**Stored data entries**

- - -

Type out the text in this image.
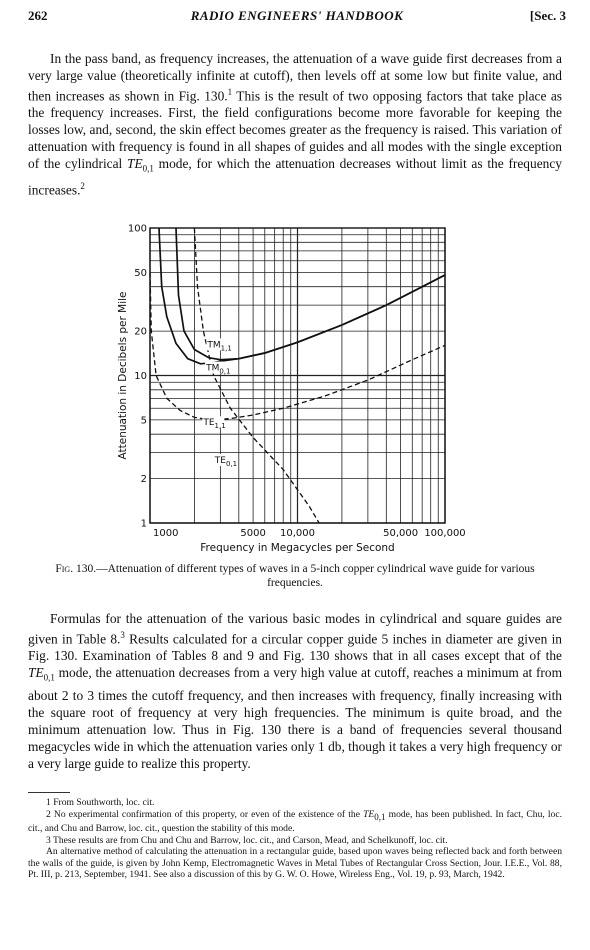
262	RADIO ENGINEERS' HANDBOOK	[Sec. 3

In the pass band, as frequency increases, the attenuation of a wave guide first decreases from a very large value (theoretically infinite at cutoff), then levels off at some low but finite value, and then increases as shown in Fig. 130.$^1$ This is the result of two opposing factors that take place as the frequency increases. First, the field configurations become more favorable for keeping the losses low, and, second, the skin effect becomes greater as the frequency is raised. This variation of attenuation with frequency is found in all shapes of guides and all modes with the single exception of the cylindrical $TE_{0,1}$ mode, for which the attenuation decreases without limit as the frequency increases.$^2$

1
2
5
10
20
50
100
1000	5000 10,000	50,000 100,000
Frequency in Megacycles per Second
Attenuation in Decibels per Mile	$TM_{1,1}$
$TM_{0,1}$
$TE_{1,1}$
$TE_{0,1}$
Fig. 130.—Attenuation of different types of waves in a 5-inch copper cylindrical wave guide for various frequencies.

Formulas for the attenuation of the various basic modes in cylindrical and square guides are given in Table 8.$^3$ Results calculated for a circular copper guide 5 inches in diameter are given in Fig. 130. Examination of Tables 8 and 9 and Fig. 130 shows that in all cases except that of the $TE_{0,1}$ mode, the attenuation decreases from a very high value at cutoff, reaches a minimum at from about 2 to 3 times the cutoff frequency, and then increases with frequency, finally increasing with the square root of frequency at very high frequencies. The minimum is quite broad, and the minimum attenuation low. Thus in Fig. 130 there is a band of frequencies several thousand megacycles wide in which the attenuation varies only 1 db, though it takes a very high frequency or a very large guide to realize this property.

1 From Southworth, loc. cit.

2 No experimental confirmation of this property, or even of the existence of the $TE_{0,1}$ mode, has been published. In fact, Chu, loc. cit., and Chu and Barrow, loc. cit., question the stability of this mode.

3 These results are from Chu and Chu and Barrow, loc. cit., and Carson, Mead, and Schelkunoff, loc. cit.

An alternative method of calculating the attenuation in a rectangular guide, based upon waves being reflected back and forth between the walls of the guide, is given by John Kemp, Electromagnetic Waves in Metal Tubes of Rectangular Cross Section, Jour. I.E.E., Vol. 88, Pt. III, p. 213, September, 1941. See also a discussion of this by G. W. O. Howe, Wireless Eng., Vol. 19, p. 93, March, 1942.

- - -

**AIM**
Copy each line of the records precisely and drop any images they hold.

**RESULT OF THE TASK**
Type out the text in this image.
262	RADIO ENGINEERS' HANDBOOK	[Sec. 3

In the pass band, as frequency increases, the attenuation of a wave guide first decreases from a very large value (theoretically infinite at cutoff), then levels off at some low but finite value, and then increases as shown in Fig. 130.$^1$ This is the result of two opposing factors that take place as the frequency increases. First, the field configurations become more favorable for keeping the losses low, and, second, the skin effect becomes greater as the frequency is raised. This variation of attenuation with frequency is found in all shapes of guides and all modes with the single exception of the cylindrical $TE_{0,1}$ mode, for which the attenuation decreases without limit as the frequency increases.$^2$

1
2
5
10
20
50
100
1000	5000 10,000	50,000 100,000
Frequency in Megacycles per Second
Attenuation in Decibels per Mile	$TM_{1,1}$
$TM_{0,1}$
$TE_{1,1}$
$TE_{0,1}$
Fig. 130.—Attenuation of different types of waves in a 5-inch copper cylindrical wave guide for various frequencies.

Formulas for the attenuation of the various basic modes in cylindrical and square guides are given in Table 8.$^3$ Results calculated for a circular copper guide 5 inches in diameter are given in Fig. 130. Examination of Tables 8 and 9 and Fig. 130 shows that in all cases except that of the $TE_{0,1}$ mode, the attenuation decreases from a very high value at cutoff, reaches a minimum at from about 2 to 3 times the cutoff frequency, and then increases with frequency, finally increasing with the square root of frequency at very high frequencies. The minimum is quite broad, and the minimum attenuation low. Thus in Fig. 130 there is a band of frequencies several thousand megacycles wide in which the attenuation varies only 1 db, though it takes a very high frequency or a very large guide to realize this property.

1 From Southworth, loc. cit.

2 No experimental confirmation of this property, or even of the existence of the $TE_{0,1}$ mode, has been published. In fact, Chu, loc. cit., and Chu and Barrow, loc. cit., question the stability of this mode.

3 These results are from Chu and Chu and Barrow, loc. cit., and Carson, Mead, and Schelkunoff, loc. cit.

An alternative method of calculating the attenuation in a rectangular guide, based upon waves being reflected back and forth between the walls of the guide, is given by John Kemp, Electromagnetic Waves in Metal Tubes of Rectangular Cross Section, Jour. I.E.E., Vol. 88, Pt. III, p. 213, September, 1941. See also a discussion of this by G. W. O. Howe, Wireless Eng., Vol. 19, p. 93, March, 1942.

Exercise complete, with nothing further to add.